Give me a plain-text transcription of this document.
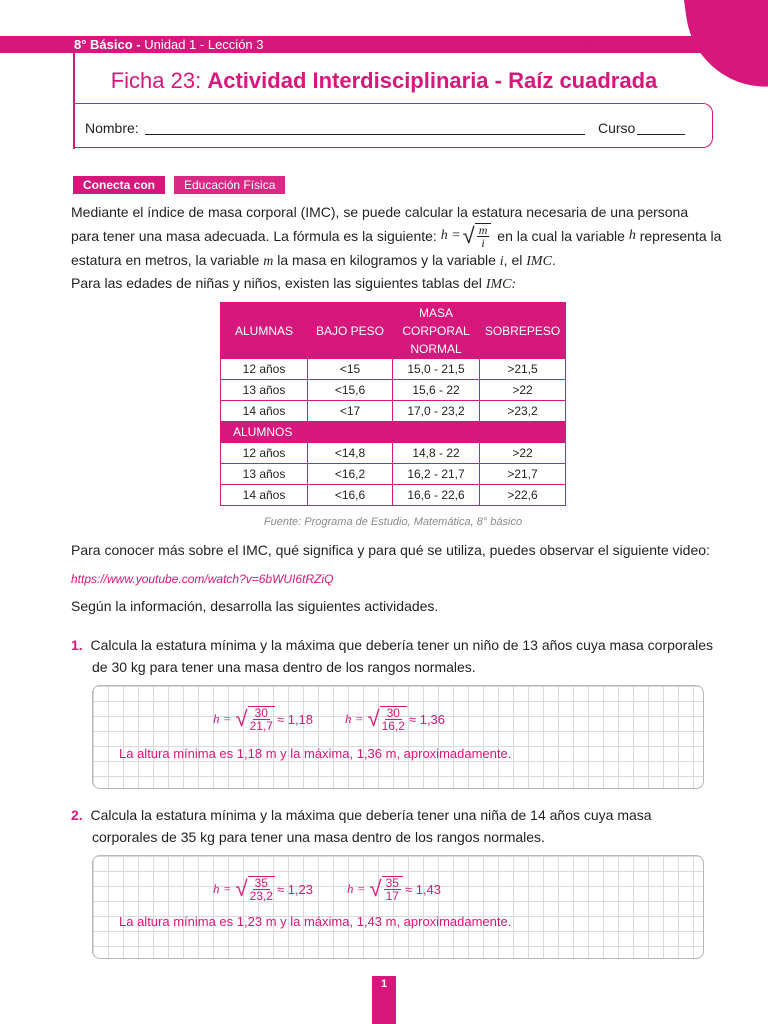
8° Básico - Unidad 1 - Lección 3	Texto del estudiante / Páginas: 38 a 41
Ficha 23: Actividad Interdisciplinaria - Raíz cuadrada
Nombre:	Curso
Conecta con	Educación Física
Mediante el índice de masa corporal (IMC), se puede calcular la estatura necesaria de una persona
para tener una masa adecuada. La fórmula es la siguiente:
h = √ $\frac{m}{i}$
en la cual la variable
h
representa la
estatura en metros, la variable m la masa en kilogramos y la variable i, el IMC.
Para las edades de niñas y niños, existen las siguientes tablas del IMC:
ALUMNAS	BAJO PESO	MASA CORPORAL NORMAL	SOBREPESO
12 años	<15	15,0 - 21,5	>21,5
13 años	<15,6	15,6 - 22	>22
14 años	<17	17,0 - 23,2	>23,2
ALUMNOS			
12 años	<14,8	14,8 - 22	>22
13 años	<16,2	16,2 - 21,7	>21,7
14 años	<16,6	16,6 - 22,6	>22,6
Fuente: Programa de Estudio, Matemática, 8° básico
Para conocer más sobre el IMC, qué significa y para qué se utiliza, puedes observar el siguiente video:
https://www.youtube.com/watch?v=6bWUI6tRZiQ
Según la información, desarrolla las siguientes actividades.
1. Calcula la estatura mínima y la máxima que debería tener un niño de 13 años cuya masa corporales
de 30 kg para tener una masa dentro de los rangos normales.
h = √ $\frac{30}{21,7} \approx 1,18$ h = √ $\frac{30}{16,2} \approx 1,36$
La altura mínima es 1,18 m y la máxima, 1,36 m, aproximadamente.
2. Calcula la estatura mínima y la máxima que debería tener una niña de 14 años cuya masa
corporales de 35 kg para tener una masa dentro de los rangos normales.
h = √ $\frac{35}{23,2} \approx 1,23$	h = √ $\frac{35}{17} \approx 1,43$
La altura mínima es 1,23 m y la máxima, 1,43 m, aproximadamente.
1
-=-=-=-=-
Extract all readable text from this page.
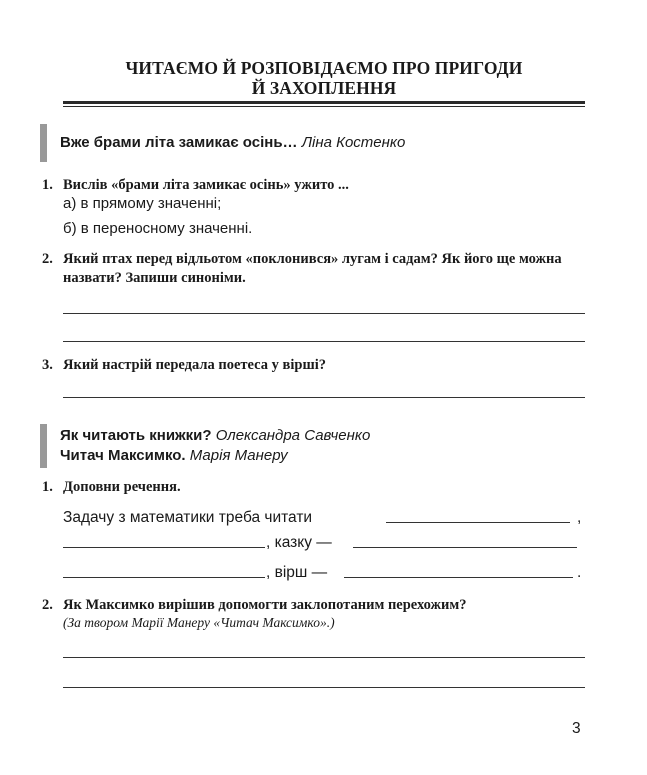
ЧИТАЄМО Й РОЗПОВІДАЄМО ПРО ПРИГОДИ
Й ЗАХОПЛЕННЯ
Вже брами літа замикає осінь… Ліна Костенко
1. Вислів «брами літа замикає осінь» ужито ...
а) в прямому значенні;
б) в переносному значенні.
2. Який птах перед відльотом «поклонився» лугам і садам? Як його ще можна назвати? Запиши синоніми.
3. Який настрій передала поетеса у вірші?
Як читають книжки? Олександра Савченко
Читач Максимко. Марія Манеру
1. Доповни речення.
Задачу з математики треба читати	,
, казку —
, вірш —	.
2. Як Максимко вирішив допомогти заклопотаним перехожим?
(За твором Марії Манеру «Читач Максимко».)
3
-=-=-=-=-
▶ [STATED EXERCISE]:
Using the listing above, pick out each line that contains the word "значенні", then copy it.

▶ [EXERCISE RESULT]:
а) в прямому значенні;
б) в переносному значенні.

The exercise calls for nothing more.